**What this task involves:**
Repeat all of the material exactly as given.

--- begin ---

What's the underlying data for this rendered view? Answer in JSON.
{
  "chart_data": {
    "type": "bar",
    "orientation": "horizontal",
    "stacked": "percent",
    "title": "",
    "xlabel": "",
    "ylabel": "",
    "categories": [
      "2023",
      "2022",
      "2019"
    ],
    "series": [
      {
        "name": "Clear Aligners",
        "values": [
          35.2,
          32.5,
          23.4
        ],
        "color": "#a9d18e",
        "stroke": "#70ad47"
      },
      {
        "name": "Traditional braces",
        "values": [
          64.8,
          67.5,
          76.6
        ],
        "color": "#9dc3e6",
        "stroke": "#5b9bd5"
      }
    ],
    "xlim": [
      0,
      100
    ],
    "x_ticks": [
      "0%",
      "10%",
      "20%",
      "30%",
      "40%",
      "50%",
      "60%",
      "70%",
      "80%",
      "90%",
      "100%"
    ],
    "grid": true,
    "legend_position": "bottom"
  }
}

--- end ---

**Result of the exercise:**
What's the underlying data for this rendered view? Answer in JSON.
{
  "chart_data": {
    "type": "bar",
    "orientation": "horizontal",
    "stacked": "percent",
    "title": "",
    "xlabel": "",
    "ylabel": "",
    "categories": [
      "2023",
      "2022",
      "2019"
    ],
    "series": [
      {
        "name": "Clear Aligners",
        "values": [
          35.2,
          32.5,
          23.4
        ],
        "color": "#a9d18e",
        "stroke": "#70ad47"
      },
      {
        "name": "Traditional braces",
        "values": [
          64.8,
          67.5,
          76.6
        ],
        "color": "#9dc3e6",
        "stroke": "#5b9bd5"
      }
    ],
    "xlim": [
      0,
      100
    ],
    "x_ticks": [
      "0%",
      "10%",
      "20%",
      "30%",
      "40%",
      "50%",
      "60%",
      "70%",
      "80%",
      "90%",
      "100%"
    ],
    "grid": true,
    "legend_position": "bottom"
  }
}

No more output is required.